SHORT TASK -
For the data below, work out how many lines contain the word "point" and supply only that number.

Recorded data
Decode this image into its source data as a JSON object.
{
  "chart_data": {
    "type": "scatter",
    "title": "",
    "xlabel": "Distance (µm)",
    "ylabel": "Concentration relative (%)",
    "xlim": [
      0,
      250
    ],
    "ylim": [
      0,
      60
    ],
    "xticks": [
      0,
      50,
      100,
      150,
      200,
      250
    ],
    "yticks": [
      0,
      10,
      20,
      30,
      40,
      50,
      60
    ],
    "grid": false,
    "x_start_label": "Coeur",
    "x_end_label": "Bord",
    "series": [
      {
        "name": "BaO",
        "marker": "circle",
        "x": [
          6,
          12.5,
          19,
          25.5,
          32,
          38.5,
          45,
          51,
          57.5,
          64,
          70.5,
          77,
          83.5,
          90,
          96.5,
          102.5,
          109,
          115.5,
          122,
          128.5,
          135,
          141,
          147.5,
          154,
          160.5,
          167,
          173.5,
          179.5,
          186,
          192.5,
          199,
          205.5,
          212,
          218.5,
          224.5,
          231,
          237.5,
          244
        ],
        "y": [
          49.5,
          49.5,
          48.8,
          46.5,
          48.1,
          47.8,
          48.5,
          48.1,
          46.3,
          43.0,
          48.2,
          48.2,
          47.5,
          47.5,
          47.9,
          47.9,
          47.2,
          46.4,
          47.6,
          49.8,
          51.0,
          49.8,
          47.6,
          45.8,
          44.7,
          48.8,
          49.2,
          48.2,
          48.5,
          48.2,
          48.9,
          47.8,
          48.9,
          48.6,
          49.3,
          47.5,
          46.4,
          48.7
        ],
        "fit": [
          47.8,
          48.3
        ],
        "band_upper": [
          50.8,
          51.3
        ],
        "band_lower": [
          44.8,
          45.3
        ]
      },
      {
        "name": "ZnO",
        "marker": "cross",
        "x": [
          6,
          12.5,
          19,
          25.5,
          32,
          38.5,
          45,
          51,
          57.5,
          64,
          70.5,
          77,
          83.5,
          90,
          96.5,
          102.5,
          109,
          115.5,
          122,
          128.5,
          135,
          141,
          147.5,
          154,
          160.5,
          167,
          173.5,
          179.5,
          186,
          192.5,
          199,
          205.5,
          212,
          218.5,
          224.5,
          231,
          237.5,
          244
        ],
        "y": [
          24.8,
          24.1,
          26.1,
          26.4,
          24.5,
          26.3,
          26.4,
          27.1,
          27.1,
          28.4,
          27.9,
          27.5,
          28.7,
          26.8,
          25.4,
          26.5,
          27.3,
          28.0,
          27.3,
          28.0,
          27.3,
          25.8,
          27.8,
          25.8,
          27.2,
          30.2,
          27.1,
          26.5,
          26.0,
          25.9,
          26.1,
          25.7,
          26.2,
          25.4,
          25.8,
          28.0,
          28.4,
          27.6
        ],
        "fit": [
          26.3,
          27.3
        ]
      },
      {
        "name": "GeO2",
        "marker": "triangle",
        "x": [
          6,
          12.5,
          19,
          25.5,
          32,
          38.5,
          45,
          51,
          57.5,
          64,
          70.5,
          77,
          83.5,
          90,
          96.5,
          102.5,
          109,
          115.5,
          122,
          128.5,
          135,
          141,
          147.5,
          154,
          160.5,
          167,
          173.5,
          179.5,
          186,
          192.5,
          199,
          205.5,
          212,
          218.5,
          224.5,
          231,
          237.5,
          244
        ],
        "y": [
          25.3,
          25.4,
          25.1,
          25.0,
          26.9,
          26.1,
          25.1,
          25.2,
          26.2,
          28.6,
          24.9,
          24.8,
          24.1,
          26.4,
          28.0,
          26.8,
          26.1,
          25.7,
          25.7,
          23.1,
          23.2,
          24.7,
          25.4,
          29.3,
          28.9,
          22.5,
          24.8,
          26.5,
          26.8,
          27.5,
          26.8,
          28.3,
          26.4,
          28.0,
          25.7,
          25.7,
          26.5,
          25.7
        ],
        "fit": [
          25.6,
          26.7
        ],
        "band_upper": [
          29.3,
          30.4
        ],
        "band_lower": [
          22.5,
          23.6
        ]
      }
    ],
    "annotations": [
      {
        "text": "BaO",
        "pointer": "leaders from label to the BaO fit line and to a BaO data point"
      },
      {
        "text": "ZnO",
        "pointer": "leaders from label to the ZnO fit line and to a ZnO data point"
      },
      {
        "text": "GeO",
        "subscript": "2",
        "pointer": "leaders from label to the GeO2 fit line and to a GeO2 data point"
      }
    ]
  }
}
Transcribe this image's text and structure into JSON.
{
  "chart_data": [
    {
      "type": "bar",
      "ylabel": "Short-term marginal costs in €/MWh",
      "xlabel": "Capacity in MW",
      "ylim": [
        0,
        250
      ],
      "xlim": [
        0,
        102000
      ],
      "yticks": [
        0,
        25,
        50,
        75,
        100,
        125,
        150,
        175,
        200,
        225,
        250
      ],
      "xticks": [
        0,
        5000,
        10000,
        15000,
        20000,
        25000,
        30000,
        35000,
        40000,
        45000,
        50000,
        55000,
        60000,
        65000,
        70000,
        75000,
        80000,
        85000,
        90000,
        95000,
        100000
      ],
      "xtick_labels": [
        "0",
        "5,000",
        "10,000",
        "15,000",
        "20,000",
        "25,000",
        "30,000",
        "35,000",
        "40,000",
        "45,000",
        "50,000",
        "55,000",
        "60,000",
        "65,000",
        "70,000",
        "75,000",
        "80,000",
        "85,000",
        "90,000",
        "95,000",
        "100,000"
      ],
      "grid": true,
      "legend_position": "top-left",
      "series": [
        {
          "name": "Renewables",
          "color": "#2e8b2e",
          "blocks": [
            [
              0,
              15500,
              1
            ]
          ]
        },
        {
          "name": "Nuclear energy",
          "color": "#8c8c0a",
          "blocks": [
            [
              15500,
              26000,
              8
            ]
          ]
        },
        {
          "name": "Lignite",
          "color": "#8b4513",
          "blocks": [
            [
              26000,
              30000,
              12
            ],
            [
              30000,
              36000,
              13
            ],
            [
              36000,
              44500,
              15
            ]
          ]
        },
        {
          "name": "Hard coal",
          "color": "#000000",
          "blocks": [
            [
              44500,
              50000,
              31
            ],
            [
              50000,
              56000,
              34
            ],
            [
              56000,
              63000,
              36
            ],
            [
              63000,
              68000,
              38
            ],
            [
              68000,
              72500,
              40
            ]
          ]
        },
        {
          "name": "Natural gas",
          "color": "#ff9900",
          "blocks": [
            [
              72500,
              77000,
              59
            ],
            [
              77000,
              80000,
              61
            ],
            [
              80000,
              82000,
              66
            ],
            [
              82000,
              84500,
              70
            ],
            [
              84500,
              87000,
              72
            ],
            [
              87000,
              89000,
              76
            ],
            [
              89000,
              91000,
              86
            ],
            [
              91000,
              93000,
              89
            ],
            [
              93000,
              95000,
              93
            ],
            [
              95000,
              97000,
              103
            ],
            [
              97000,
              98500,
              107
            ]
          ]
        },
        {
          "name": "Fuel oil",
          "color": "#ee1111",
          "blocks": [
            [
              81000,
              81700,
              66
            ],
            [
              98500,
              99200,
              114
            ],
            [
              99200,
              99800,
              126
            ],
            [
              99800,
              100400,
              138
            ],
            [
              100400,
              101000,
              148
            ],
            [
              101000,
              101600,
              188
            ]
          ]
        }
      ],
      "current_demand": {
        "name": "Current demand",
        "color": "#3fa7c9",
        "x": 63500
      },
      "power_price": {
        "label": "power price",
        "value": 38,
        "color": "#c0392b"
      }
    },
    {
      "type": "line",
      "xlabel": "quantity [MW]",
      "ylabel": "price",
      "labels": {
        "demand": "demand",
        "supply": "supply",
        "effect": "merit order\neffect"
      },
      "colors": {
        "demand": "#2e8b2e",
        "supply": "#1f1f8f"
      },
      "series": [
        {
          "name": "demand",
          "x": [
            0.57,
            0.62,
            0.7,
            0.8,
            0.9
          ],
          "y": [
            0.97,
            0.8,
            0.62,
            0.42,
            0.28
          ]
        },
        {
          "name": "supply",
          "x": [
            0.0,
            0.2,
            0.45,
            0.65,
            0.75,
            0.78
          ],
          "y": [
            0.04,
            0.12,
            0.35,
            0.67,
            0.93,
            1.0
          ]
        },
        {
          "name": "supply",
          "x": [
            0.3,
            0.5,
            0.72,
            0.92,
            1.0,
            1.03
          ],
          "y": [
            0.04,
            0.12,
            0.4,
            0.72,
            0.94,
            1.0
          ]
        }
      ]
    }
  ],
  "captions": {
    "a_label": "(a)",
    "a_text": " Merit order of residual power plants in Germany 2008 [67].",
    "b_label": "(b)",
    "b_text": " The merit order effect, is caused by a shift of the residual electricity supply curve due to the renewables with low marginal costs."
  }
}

TASK ANSWER -
3